EXERCISE GOAL :: Decide whether each statement agrees with the passage on GGS. 1. Diamond's background is in insects. 2. The writer calls the discussion of large-seeded grasses and domesticable animals in Eurasia excellent. 3. The writer says the biologists' approach gives results that can be suggestive but not definitive. Answer yes or no for each, and quote the words of the passage that decide it.

─── PASSAGE FOR REVIEW

GGS suffers from the usual issue of a biologist writing history. Diamond is a geographer whose background is in birds, and he clearly brings this bias. Biologists do this thing where they take their field of study and assume the paradigms that work there will also explain human history. I've seen this by entomologists who try to view all of human history through the lens of warfare, comparing human armies to beetle prongs. This approach works in the same way that mouse studies are useful for human medicine. It's close enough that the results can be suggestive, but not definitive in the way the authors like to portray them. That being said, while I wouldn't take everything Diamond says as defensible, he does have some important points that are helpful. His discussion of the availability of large-seeded grasses and domesticable animals in Eurasia is excellent, as is the discussion on the evolutionary impact of diseases. The second is greatly aided by Scott's discussion of the "multi-species resettlement camp," so I highly recommend considering them together.

──────
─── EXERCISE DATA

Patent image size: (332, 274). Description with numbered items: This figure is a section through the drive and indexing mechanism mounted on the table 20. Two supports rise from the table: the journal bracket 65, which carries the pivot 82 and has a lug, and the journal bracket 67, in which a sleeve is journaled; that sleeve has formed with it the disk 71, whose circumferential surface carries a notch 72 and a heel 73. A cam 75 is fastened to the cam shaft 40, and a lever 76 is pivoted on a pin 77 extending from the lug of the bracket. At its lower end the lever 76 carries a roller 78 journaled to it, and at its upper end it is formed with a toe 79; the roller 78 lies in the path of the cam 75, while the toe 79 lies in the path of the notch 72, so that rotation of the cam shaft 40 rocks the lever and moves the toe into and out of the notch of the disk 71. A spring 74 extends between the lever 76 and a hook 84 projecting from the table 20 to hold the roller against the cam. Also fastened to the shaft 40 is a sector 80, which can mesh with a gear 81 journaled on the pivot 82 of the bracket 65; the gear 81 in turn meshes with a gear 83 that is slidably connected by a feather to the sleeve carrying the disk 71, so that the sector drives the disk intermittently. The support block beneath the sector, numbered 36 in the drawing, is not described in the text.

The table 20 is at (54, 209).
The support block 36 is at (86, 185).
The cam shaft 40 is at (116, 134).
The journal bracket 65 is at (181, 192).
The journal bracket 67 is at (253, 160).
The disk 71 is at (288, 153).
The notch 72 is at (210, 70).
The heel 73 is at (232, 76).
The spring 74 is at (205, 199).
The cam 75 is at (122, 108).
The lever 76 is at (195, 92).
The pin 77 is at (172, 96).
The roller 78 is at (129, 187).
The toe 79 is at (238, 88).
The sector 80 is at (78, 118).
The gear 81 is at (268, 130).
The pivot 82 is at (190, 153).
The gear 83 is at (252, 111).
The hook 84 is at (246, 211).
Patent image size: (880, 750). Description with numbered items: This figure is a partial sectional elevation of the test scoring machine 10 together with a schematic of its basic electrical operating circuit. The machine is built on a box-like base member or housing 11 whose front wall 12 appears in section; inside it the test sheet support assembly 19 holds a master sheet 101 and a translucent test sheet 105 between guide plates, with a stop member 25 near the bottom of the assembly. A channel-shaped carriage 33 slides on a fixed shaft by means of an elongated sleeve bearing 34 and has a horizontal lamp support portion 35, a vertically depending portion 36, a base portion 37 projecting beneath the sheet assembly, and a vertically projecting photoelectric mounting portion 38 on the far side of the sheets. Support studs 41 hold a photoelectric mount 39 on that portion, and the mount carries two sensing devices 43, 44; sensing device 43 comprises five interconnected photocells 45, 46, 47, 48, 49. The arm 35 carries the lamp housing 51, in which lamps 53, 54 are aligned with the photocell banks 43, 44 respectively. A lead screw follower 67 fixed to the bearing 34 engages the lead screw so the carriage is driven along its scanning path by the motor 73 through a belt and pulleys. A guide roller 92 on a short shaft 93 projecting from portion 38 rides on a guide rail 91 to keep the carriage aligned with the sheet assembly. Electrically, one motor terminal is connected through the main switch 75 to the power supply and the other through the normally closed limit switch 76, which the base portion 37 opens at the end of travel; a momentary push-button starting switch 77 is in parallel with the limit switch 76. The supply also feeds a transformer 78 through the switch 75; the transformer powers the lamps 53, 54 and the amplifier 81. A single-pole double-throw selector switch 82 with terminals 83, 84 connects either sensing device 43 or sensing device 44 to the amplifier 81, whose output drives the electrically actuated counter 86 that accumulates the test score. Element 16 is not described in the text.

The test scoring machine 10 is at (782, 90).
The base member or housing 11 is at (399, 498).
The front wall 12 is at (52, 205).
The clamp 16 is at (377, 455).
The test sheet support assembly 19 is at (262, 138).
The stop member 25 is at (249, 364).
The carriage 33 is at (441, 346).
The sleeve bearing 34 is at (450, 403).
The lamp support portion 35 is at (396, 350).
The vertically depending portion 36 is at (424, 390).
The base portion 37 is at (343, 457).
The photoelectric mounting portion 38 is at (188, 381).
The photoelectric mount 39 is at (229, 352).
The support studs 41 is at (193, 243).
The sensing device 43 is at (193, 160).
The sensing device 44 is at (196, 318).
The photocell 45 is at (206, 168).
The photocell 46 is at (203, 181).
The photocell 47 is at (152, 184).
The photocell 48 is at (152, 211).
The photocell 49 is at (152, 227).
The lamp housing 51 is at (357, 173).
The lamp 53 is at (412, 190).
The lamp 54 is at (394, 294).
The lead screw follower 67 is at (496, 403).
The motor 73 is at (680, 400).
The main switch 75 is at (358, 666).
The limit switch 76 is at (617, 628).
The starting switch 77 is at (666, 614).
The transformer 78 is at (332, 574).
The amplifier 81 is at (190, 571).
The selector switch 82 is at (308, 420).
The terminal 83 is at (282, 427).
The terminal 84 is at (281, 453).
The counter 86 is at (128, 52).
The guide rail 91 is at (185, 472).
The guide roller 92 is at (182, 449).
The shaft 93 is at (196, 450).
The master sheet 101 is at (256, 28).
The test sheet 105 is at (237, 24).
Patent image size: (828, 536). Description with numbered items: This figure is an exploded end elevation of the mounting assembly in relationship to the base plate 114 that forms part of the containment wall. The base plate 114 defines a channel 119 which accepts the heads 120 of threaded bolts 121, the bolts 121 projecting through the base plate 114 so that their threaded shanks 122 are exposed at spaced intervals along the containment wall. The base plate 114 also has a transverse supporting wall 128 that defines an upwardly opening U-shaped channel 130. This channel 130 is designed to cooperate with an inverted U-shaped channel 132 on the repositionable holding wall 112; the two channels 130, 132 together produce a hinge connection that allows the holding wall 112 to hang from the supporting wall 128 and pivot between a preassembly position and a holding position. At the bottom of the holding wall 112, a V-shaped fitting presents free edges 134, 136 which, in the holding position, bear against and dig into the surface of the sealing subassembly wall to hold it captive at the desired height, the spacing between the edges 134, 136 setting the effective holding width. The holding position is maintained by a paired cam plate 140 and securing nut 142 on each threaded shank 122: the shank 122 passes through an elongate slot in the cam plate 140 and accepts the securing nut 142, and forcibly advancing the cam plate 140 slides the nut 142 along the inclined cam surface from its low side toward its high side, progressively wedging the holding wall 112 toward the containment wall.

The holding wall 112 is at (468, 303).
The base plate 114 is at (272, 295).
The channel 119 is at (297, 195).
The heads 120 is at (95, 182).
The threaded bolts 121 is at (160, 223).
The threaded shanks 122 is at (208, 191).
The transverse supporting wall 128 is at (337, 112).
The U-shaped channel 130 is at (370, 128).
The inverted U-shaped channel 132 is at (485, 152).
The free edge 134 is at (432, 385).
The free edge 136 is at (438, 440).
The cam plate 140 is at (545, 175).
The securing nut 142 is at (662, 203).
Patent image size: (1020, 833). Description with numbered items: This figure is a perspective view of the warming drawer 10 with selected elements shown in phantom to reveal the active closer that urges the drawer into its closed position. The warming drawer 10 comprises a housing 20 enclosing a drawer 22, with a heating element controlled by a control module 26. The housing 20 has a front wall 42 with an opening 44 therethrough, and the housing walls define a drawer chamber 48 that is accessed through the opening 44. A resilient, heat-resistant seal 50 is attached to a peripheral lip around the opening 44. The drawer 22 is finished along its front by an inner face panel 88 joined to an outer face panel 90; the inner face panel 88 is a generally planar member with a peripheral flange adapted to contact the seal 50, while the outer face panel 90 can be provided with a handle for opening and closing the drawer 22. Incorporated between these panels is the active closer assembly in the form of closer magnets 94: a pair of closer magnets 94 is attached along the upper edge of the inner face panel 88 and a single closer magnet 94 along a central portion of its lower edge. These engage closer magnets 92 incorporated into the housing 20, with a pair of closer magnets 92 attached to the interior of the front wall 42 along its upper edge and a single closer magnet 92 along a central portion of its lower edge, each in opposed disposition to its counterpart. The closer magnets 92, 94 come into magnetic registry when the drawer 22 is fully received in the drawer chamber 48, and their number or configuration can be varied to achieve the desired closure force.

──────

RESULT OF THE TASK ::
1. No: "Diamond is a geographer whose background is in birds"
2. Yes: "His discussion of the availability of large-seeded grasses and domesticable animals in Eurasia is excellent"
3. Yes: "It's close enough that the results can be suggestive, but not definitive in the way the authors like to portray them."